• RECORDS FOR THE TASK
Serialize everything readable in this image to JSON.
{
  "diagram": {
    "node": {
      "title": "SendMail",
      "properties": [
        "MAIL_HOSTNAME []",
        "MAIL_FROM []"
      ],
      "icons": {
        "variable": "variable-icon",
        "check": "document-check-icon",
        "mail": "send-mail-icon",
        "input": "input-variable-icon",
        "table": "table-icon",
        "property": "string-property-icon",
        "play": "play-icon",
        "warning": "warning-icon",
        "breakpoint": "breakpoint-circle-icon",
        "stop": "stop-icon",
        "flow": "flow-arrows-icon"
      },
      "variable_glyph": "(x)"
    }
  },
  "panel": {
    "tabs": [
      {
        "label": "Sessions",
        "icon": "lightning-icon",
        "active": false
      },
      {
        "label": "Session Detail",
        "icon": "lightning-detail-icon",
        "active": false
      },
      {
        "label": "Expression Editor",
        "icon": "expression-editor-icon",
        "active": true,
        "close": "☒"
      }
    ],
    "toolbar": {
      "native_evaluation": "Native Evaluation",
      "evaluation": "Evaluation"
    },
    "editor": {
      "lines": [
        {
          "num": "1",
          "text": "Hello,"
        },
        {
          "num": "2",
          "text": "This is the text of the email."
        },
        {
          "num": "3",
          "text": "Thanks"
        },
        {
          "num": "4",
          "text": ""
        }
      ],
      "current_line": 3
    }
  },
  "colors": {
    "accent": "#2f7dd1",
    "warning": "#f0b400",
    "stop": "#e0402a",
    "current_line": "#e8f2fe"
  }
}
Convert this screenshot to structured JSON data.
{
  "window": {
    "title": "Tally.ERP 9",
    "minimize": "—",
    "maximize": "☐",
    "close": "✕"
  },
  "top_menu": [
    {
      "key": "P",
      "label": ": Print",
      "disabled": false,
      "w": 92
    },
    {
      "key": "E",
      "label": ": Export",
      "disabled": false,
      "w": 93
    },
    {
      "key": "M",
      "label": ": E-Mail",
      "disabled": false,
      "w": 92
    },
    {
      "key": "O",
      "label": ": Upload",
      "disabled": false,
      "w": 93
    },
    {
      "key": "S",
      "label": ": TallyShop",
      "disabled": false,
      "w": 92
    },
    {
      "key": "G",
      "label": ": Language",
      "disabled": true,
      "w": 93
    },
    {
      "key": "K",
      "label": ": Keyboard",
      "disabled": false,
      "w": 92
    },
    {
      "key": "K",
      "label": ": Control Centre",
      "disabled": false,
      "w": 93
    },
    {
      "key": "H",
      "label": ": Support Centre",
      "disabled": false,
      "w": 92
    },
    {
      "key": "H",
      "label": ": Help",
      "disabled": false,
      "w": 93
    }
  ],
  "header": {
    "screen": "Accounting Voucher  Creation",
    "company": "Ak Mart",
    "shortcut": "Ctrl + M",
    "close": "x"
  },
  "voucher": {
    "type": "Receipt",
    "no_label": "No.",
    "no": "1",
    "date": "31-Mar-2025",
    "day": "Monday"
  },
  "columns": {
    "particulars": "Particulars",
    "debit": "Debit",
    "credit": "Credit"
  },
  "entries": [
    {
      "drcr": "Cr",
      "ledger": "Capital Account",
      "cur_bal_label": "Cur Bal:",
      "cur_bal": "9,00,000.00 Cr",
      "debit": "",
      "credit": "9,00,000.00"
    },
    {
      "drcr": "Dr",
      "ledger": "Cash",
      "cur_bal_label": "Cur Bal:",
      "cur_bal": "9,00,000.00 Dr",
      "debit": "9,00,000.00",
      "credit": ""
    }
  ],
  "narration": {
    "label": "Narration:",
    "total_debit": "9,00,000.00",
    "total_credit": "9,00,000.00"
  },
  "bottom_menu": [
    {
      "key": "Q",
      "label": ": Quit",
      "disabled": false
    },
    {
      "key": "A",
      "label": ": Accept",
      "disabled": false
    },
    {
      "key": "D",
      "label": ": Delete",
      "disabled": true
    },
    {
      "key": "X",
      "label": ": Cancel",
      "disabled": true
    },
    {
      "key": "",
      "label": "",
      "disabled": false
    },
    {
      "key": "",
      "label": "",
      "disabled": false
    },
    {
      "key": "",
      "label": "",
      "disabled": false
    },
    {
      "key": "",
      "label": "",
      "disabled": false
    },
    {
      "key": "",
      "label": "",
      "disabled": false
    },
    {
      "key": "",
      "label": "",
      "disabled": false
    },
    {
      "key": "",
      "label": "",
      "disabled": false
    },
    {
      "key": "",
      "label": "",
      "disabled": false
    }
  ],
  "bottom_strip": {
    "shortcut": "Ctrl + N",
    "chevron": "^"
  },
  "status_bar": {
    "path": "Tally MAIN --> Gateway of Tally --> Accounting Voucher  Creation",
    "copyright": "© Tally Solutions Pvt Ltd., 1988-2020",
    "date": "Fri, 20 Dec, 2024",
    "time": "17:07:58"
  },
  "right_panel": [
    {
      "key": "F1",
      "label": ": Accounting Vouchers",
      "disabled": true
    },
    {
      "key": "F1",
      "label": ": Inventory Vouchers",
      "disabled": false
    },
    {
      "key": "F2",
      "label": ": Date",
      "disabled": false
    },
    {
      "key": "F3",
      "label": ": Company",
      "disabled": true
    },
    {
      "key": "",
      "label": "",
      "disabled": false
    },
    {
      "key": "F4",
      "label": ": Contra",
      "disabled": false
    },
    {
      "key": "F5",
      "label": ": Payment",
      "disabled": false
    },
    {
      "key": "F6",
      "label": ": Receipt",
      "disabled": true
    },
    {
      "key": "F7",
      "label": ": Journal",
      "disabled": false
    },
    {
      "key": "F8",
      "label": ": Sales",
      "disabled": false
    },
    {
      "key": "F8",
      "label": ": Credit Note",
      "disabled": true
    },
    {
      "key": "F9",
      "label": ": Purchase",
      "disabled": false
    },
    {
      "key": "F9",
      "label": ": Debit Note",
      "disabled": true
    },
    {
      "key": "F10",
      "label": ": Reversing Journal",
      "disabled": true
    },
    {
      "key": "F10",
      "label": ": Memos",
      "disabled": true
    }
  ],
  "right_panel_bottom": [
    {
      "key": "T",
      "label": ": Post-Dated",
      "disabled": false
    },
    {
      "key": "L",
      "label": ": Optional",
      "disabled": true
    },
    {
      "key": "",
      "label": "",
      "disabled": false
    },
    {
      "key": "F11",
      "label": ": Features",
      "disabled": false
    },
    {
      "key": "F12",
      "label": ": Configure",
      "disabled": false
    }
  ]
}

• INSTRUCTIONS FOR THE TASK
Without leaving anything out, quote all the data.

• TASK RESULT
Serialize everything readable in this image to JSON.
{
  "diagram": {
    "node": {
      "title": "SendMail",
      "properties": [
        "MAIL_HOSTNAME []",
        "MAIL_FROM []"
      ],
      "icons": {
        "variable": "variable-icon",
        "check": "document-check-icon",
        "mail": "send-mail-icon",
        "input": "input-variable-icon",
        "table": "table-icon",
        "property": "string-property-icon",
        "play": "play-icon",
        "warning": "warning-icon",
        "breakpoint": "breakpoint-circle-icon",
        "stop": "stop-icon",
        "flow": "flow-arrows-icon"
      },
      "variable_glyph": "(x)"
    }
  },
  "panel": {
    "tabs": [
      {
        "label": "Sessions",
        "icon": "lightning-icon",
        "active": false
      },
      {
        "label": "Session Detail",
        "icon": "lightning-detail-icon",
        "active": false
      },
      {
        "label": "Expression Editor",
        "icon": "expression-editor-icon",
        "active": true,
        "close": "☒"
      }
    ],
    "toolbar": {
      "native_evaluation": "Native Evaluation",
      "evaluation": "Evaluation"
    },
    "editor": {
      "lines": [
        {
          "num": "1",
          "text": "Hello,"
        },
        {
          "num": "2",
          "text": "This is the text of the email."
        },
        {
          "num": "3",
          "text": "Thanks"
        },
        {
          "num": "4",
          "text": ""
        }
      ],
      "current_line": 3
    }
  },
  "colors": {
    "accent": "#2f7dd1",
    "warning": "#f0b400",
    "stop": "#e0402a",
    "current_line": "#e8f2fe"
  }
}
Convert this screenshot to structured JSON data.
{
  "window": {
    "title": "Tally.ERP 9",
    "minimize": "—",
    "maximize": "☐",
    "close": "✕"
  },
  "top_menu": [
    {
      "key": "P",
      "label": ": Print",
      "disabled": false,
      "w": 92
    },
    {
      "key": "E",
      "label": ": Export",
      "disabled": false,
      "w": 93
    },
    {
      "key": "M",
      "label": ": E-Mail",
      "disabled": false,
      "w": 92
    },
    {
      "key": "O",
      "label": ": Upload",
      "disabled": false,
      "w": 93
    },
    {
      "key": "S",
      "label": ": TallyShop",
      "disabled": false,
      "w": 92
    },
    {
      "key": "G",
      "label": ": Language",
      "disabled": true,
      "w": 93
    },
    {
      "key": "K",
      "label": ": Keyboard",
      "disabled": false,
      "w": 92
    },
    {
      "key": "K",
      "label": ": Control Centre",
      "disabled": false,
      "w": 93
    },
    {
      "key": "H",
      "label": ": Support Centre",
      "disabled": false,
      "w": 92
    },
    {
      "key": "H",
      "label": ": Help",
      "disabled": false,
      "w": 93
    }
  ],
  "header": {
    "screen": "Accounting Voucher  Creation",
    "company": "Ak Mart",
    "shortcut": "Ctrl + M",
    "close": "x"
  },
  "voucher": {
    "type": "Receipt",
    "no_label": "No.",
    "no": "1",
    "date": "31-Mar-2025",
    "day": "Monday"
  },
  "columns": {
    "particulars": "Particulars",
    "debit": "Debit",
    "credit": "Credit"
  },
  "entries": [
    {
      "drcr": "Cr",
      "ledger": "Capital Account",
      "cur_bal_label": "Cur Bal:",
      "cur_bal": "9,00,000.00 Cr",
      "debit": "",
      "credit": "9,00,000.00"
    },
    {
      "drcr": "Dr",
      "ledger": "Cash",
      "cur_bal_label": "Cur Bal:",
      "cur_bal": "9,00,000.00 Dr",
      "debit": "9,00,000.00",
      "credit": ""
    }
  ],
  "narration": {
    "label": "Narration:",
    "total_debit": "9,00,000.00",
    "total_credit": "9,00,000.00"
  },
  "bottom_menu": [
    {
      "key": "Q",
      "label": ": Quit",
      "disabled": false
    },
    {
      "key": "A",
      "label": ": Accept",
      "disabled": false
    },
    {
      "key": "D",
      "label": ": Delete",
      "disabled": true
    },
    {
      "key": "X",
      "label": ": Cancel",
      "disabled": true
    },
    {
      "key": "",
      "label": "",
      "disabled": false
    },
    {
      "key": "",
      "label": "",
      "disabled": false
    },
    {
      "key": "",
      "label": "",
      "disabled": false
    },
    {
      "key": "",
      "label": "",
      "disabled": false
    },
    {
      "key": "",
      "label": "",
      "disabled": false
    },
    {
      "key": "",
      "label": "",
      "disabled": false
    },
    {
      "key": "",
      "label": "",
      "disabled": false
    },
    {
      "key": "",
      "label": "",
      "disabled": false
    }
  ],
  "bottom_strip": {
    "shortcut": "Ctrl + N",
    "chevron": "^"
  },
  "status_bar": {
    "path": "Tally MAIN --> Gateway of Tally --> Accounting Voucher  Creation",
    "copyright": "© Tally Solutions Pvt Ltd., 1988-2020",
    "date": "Fri, 20 Dec, 2024",
    "time": "17:07:58"
  },
  "right_panel": [
    {
      "key": "F1",
      "label": ": Accounting Vouchers",
      "disabled": true
    },
    {
      "key": "F1",
      "label": ": Inventory Vouchers",
      "disabled": false
    },
    {
      "key": "F2",
      "label": ": Date",
      "disabled": false
    },
    {
      "key": "F3",
      "label": ": Company",
      "disabled": true
    },
    {
      "key": "",
      "label": "",
      "disabled": false
    },
    {
      "key": "F4",
      "label": ": Contra",
      "disabled": false
    },
    {
      "key": "F5",
      "label": ": Payment",
      "disabled": false
    },
    {
      "key": "F6",
      "label": ": Receipt",
      "disabled": true
    },
    {
      "key": "F7",
      "label": ": Journal",
      "disabled": false
    },
    {
      "key": "F8",
      "label": ": Sales",
      "disabled": false
    },
    {
      "key": "F8",
      "label": ": Credit Note",
      "disabled": true
    },
    {
      "key": "F9",
      "label": ": Purchase",
      "disabled": false
    },
    {
      "key": "F9",
      "label": ": Debit Note",
      "disabled": true
    },
    {
      "key": "F10",
      "label": ": Reversing Journal",
      "disabled": true
    },
    {
      "key": "F10",
      "label": ": Memos",
      "disabled": true
    }
  ],
  "right_panel_bottom": [
    {
      "key": "T",
      "label": ": Post-Dated",
      "disabled": false
    },
    {
      "key": "L",
      "label": ": Optional",
      "disabled": true
    },
    {
      "key": "",
      "label": "",
      "disabled": false
    },
    {
      "key": "F11",
      "label": ": Features",
      "disabled": false
    },
    {
      "key": "F12",
      "label": ": Configure",
      "disabled": false
    }
  ]
}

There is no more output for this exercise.